Dataset entries on figures
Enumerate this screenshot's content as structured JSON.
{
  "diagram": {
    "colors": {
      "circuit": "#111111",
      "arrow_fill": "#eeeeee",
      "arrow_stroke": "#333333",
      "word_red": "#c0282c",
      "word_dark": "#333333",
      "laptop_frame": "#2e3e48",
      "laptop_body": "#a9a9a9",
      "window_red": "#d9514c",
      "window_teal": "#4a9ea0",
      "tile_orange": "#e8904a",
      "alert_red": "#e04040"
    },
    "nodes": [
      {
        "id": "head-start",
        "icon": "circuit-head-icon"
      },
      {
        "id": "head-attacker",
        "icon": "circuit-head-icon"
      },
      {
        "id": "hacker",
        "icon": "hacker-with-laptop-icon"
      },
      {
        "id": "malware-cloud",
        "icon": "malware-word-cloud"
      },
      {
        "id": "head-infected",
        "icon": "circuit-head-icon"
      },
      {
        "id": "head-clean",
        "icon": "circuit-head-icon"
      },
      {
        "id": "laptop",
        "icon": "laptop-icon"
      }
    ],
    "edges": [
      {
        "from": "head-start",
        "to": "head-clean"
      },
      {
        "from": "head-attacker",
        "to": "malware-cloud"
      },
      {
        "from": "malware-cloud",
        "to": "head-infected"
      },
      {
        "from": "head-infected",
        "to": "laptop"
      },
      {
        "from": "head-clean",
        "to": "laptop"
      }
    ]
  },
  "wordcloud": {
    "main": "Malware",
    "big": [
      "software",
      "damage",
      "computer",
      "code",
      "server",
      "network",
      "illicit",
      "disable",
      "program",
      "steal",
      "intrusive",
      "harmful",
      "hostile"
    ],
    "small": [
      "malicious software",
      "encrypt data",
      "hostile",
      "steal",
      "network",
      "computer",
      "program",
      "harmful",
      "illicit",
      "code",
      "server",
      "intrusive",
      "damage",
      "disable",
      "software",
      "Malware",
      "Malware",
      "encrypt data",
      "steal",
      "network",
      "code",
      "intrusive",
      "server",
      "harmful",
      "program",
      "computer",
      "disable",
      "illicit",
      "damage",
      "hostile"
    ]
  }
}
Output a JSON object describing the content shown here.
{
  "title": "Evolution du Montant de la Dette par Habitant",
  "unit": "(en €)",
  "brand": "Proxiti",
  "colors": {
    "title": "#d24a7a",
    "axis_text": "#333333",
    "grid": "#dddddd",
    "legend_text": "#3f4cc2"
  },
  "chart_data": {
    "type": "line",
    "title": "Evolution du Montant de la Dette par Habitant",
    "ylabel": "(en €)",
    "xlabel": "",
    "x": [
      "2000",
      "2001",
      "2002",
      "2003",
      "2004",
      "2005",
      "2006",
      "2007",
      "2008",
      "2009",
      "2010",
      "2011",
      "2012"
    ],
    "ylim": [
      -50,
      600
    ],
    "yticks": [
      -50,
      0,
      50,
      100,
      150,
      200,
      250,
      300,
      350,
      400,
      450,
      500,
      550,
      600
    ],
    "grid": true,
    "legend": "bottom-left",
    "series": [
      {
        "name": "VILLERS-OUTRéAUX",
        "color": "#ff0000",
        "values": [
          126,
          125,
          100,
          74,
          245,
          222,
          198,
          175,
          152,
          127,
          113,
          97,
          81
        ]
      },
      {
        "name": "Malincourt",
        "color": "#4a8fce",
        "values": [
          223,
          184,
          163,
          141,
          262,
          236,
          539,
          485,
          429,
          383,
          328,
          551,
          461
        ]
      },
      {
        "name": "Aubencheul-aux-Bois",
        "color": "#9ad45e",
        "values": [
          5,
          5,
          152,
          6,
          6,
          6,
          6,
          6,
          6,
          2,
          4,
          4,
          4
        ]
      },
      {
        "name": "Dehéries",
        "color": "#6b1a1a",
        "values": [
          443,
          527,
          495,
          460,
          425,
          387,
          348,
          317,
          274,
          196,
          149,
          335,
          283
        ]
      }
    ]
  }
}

- **WHAT NEEDS TO BE DONE**
Which lines of the material contain the string "from"? List each of them.

- **SOLVED EXERCISE**
        "from": "head-start",
        "from": "head-attacker",
        "from": "malware-cloud",
        "from": "head-infected",
        "from": "head-clean",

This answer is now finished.